(Transcribed document page entries)
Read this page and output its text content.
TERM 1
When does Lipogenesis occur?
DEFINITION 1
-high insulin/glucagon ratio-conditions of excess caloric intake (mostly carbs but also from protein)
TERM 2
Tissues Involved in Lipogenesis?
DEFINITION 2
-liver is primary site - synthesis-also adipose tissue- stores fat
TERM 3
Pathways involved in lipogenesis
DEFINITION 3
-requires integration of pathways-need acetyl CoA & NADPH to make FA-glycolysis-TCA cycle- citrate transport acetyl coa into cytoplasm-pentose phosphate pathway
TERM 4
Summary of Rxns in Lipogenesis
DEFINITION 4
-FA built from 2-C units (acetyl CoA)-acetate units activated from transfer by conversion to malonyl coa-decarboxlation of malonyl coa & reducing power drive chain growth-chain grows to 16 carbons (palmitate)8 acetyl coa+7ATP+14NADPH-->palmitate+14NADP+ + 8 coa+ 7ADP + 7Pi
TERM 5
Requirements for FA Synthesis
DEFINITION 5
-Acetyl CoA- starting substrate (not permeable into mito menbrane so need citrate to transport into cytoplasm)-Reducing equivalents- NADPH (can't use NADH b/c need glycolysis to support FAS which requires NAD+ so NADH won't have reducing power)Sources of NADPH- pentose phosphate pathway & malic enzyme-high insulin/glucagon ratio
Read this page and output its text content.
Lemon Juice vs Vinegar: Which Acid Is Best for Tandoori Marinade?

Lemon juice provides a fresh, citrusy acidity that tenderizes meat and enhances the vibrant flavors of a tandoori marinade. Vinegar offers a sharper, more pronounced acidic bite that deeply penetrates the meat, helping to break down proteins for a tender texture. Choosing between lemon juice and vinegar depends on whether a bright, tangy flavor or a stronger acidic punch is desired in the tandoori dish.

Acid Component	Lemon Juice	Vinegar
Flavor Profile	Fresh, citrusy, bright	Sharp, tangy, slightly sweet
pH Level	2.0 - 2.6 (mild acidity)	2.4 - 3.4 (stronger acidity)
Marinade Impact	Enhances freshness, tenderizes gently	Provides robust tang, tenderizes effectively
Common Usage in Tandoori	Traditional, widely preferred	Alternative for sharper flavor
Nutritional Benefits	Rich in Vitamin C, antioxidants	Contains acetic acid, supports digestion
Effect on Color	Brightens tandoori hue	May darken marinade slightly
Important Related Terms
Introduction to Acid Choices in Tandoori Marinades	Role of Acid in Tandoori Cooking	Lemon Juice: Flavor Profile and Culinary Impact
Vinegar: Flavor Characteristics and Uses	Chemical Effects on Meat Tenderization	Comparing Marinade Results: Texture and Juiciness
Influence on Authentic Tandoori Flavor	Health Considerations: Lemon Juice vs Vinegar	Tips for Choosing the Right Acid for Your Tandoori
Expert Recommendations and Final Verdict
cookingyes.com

## Exercise
Read the data above and pull out each line that holds the string "insulin".

## Answer box
-high insulin/glucagon ratio-conditions of excess caloric intake (mostly carbs but also from protein)
-Acetyl CoA- starting substrate (not permeable into mito menbrane so need citrate to transport into cytoplasm)-Reducing equivalents- NADPH (can't use NADH b/c need glycolysis to support FAS which requires NAD+ so NADH won't have reducing power)Sources of NADPH- pentose phosphate pathway & malic enzyme-high insulin/glucagon ratio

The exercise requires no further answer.